## Given request
Pictures aside, write out every record exactly as it appears.

________________________

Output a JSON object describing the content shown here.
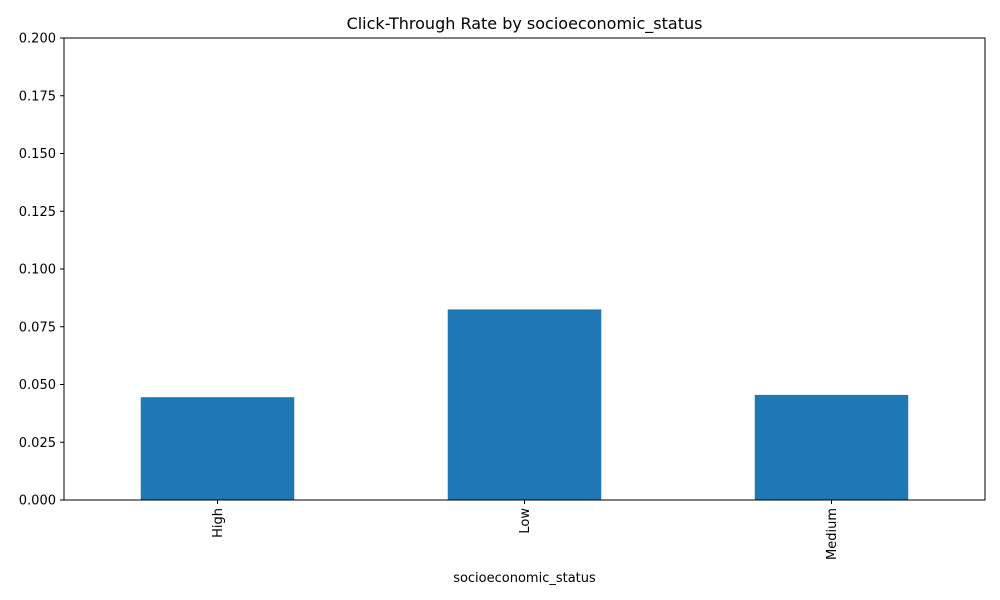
{
  "chart_data": {
    "type": "bar",
    "title": "Click-Through Rate by socioeconomic_status",
    "xlabel": "socioeconomic_status",
    "ylabel": "",
    "categories": [
      "High",
      "Low",
      "Medium"
    ],
    "values": [
      0.0445,
      0.0825,
      0.0455
    ],
    "ylim": [
      0,
      0.2
    ],
    "yticks": [
      "0.000",
      "0.025",
      "0.050",
      "0.075",
      "0.100",
      "0.125",
      "0.150",
      "0.175",
      "0.200"
    ],
    "grid": false,
    "legend": "none",
    "bar_color": "#1f77b4"
  }
}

________________________

## Written solution
Output a JSON object describing the content shown here.
{
  "chart_data": {
    "type": "bar",
    "title": "Click-Through Rate by socioeconomic_status",
    "xlabel": "socioeconomic_status",
    "ylabel": "",
    "categories": [
      "High",
      "Low",
      "Medium"
    ],
    "values": [
      0.0445,
      0.0825,
      0.0455
    ],
    "ylim": [
      0,
      0.2
    ],
    "yticks": [
      "0.000",
      "0.025",
      "0.050",
      "0.075",
      "0.100",
      "0.125",
      "0.150",
      "0.175",
      "0.200"
    ],
    "grid": false,
    "legend": "none",
    "bar_color": "#1f77b4"
  }
}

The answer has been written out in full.